From the entries below, list each line with "scénarios".

┌──

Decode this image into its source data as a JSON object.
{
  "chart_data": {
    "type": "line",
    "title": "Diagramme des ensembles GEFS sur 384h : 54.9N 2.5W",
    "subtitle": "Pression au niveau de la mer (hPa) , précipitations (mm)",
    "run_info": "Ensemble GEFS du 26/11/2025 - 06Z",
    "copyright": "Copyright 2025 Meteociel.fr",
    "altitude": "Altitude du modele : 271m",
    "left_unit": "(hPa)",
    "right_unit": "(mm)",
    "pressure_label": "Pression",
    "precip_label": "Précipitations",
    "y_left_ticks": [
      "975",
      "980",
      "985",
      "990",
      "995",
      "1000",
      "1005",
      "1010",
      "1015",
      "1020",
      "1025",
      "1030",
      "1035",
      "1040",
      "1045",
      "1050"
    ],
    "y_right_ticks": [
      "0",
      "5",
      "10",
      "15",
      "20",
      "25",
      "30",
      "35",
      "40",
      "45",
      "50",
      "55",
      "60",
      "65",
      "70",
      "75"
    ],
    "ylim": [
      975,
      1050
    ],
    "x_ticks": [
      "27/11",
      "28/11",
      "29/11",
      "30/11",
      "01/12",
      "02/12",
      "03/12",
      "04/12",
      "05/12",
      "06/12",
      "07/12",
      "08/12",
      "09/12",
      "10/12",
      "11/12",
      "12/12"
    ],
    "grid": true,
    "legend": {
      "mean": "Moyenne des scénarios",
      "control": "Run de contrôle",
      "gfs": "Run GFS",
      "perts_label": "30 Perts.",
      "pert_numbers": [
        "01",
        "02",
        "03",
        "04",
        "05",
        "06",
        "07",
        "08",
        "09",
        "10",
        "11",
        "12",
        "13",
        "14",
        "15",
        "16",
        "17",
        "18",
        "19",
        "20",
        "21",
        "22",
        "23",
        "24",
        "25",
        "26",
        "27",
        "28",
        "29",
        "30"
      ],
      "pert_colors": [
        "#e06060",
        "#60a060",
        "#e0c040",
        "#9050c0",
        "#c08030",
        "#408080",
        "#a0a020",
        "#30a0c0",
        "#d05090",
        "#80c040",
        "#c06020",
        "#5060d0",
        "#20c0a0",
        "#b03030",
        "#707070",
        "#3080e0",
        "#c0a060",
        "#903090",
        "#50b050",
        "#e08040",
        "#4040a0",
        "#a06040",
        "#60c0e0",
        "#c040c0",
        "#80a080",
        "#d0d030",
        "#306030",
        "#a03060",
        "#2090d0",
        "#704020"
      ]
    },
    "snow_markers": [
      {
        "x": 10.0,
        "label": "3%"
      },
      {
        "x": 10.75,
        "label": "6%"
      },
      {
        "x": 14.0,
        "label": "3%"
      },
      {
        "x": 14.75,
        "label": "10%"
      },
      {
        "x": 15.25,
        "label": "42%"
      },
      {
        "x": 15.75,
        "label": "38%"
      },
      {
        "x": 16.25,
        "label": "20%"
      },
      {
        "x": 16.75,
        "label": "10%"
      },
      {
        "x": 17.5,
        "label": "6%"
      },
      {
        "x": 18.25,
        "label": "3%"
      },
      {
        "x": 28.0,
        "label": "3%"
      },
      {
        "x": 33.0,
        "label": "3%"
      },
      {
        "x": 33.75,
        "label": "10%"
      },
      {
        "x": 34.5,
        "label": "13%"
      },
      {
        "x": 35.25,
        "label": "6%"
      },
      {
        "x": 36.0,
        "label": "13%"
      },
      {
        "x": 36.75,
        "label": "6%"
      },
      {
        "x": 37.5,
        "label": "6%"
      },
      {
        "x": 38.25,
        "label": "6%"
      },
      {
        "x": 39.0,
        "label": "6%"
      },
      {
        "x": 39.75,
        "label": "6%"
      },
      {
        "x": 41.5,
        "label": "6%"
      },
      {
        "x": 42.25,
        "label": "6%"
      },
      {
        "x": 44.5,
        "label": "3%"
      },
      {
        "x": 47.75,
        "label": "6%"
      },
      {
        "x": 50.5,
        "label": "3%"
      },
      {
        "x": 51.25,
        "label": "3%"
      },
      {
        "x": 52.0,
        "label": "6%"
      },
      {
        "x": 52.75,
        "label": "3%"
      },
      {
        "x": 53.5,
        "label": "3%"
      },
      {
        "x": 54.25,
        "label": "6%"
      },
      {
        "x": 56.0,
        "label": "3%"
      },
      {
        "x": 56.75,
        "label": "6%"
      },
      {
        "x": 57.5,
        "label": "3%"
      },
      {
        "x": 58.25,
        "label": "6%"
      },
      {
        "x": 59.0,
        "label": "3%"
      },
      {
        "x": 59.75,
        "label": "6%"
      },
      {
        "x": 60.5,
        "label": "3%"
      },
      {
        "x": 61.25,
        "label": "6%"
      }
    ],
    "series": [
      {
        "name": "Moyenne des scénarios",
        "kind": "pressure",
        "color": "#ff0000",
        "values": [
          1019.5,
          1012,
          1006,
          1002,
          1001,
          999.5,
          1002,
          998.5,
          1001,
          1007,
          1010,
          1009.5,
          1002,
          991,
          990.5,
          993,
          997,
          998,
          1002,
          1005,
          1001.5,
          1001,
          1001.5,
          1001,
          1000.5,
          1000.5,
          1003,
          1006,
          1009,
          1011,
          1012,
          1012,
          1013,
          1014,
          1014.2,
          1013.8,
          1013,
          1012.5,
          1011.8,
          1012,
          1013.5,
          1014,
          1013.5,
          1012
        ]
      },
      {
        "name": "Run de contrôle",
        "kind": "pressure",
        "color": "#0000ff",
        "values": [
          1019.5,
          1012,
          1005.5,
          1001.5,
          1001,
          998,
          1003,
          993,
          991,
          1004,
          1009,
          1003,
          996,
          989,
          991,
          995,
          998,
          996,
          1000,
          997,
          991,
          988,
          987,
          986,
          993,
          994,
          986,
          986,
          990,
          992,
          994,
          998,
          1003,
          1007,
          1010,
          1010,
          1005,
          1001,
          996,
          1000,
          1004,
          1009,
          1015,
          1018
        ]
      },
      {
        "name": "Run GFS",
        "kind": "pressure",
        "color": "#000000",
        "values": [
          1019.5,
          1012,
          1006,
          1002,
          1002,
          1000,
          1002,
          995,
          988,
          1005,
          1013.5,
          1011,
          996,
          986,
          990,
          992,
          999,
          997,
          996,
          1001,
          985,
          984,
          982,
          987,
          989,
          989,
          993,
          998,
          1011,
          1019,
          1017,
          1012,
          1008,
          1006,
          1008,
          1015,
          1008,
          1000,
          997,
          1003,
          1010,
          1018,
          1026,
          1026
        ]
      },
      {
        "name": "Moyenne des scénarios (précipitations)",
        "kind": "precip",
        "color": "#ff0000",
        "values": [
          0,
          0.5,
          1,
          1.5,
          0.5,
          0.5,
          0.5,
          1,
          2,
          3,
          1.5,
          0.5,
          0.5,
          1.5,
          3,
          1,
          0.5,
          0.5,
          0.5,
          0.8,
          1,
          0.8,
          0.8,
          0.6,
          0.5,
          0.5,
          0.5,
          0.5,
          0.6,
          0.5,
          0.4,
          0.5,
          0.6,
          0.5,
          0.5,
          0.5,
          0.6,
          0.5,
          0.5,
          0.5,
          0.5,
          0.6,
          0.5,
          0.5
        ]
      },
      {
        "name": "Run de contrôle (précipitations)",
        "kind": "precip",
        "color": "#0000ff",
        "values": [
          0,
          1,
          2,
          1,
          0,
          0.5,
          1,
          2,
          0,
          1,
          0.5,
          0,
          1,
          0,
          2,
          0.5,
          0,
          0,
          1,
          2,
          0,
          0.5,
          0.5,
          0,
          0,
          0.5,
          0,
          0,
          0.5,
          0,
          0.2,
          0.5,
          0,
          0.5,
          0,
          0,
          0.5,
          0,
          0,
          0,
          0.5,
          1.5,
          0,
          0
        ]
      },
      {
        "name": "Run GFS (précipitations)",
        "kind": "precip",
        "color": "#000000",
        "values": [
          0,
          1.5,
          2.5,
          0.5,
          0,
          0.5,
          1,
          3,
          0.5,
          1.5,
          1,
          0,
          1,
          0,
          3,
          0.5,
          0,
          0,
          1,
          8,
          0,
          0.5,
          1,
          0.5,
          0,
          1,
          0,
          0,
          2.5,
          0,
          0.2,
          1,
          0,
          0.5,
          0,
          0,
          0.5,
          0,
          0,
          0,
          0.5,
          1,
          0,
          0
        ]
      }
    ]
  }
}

└──

* [RESULT FOR THIS TASK]:
      "mean": "Moyenne des scénarios",
        "name": "Moyenne des scénarios",
        "name": "Moyenne des scénarios (précipitations)",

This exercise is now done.